- [WHAT YOU WILL DO]
Copy every line of the following data that includes the string "background".

::::::::::

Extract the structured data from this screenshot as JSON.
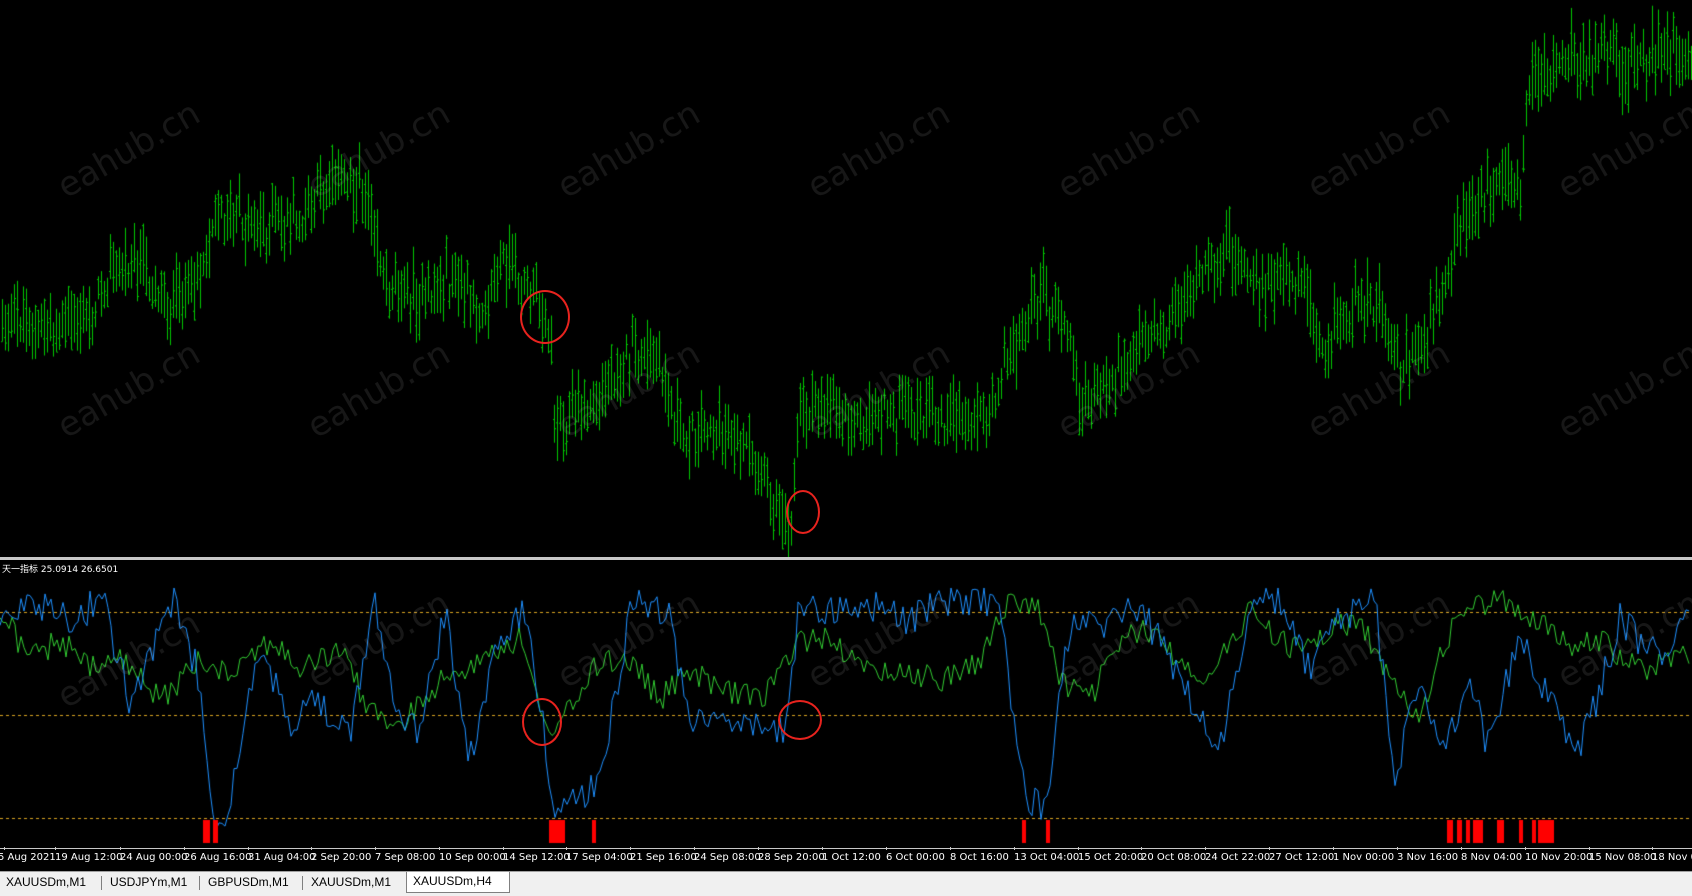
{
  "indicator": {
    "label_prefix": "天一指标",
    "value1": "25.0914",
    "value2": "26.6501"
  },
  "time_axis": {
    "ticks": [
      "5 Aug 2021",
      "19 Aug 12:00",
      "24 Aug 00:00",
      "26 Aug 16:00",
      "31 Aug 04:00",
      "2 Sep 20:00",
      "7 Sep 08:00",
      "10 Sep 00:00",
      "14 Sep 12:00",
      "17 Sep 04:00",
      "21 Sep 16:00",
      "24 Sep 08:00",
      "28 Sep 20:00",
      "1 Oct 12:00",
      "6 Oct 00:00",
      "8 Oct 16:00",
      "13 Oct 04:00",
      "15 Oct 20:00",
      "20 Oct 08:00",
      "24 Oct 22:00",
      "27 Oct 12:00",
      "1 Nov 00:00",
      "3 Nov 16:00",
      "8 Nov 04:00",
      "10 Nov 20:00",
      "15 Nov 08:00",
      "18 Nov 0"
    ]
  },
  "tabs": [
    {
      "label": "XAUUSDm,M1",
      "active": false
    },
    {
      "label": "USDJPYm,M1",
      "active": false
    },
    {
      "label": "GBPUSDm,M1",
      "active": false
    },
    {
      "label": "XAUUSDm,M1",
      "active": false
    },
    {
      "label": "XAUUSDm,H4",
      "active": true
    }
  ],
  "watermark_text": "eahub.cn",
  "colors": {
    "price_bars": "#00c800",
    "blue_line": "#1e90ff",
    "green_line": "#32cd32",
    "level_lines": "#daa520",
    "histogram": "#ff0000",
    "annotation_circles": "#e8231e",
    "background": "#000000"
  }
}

::::::::::

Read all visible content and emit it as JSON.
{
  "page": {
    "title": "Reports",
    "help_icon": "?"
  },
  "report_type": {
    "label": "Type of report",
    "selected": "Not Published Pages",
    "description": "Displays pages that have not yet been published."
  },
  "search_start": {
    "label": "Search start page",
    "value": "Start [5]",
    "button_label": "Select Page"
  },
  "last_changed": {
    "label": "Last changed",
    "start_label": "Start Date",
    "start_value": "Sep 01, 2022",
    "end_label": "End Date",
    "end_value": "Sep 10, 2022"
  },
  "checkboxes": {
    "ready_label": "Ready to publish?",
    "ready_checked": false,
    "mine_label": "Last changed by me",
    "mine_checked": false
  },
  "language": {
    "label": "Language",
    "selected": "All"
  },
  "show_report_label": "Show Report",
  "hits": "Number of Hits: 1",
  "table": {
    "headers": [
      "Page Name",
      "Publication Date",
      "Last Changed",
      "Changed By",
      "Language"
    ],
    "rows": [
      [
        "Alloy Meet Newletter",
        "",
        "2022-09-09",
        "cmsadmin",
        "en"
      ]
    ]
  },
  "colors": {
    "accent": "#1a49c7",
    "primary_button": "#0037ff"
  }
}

::::::::::

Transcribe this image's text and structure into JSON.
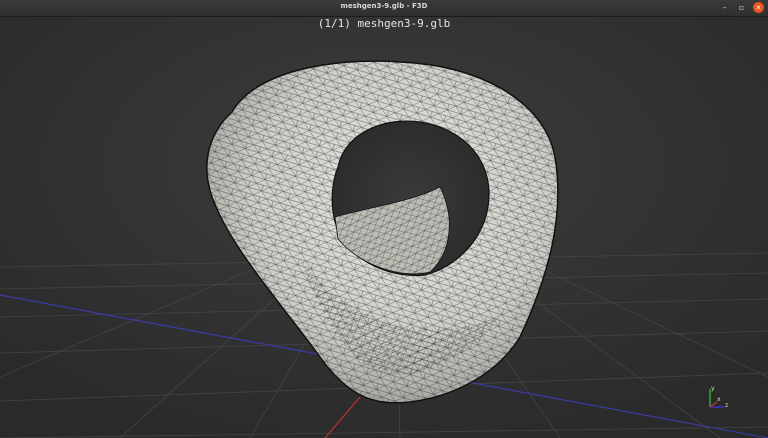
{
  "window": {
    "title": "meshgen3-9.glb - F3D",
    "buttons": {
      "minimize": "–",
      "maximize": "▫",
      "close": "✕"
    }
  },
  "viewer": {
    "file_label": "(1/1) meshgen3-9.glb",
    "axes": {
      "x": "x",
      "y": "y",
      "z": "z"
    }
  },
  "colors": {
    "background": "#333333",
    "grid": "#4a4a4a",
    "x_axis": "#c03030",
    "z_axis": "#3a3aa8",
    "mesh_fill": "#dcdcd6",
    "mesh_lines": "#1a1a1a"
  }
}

::::::::::

- [RESPONSE TO THE TASK]
    "background": "#000000"
    "background": "#333333",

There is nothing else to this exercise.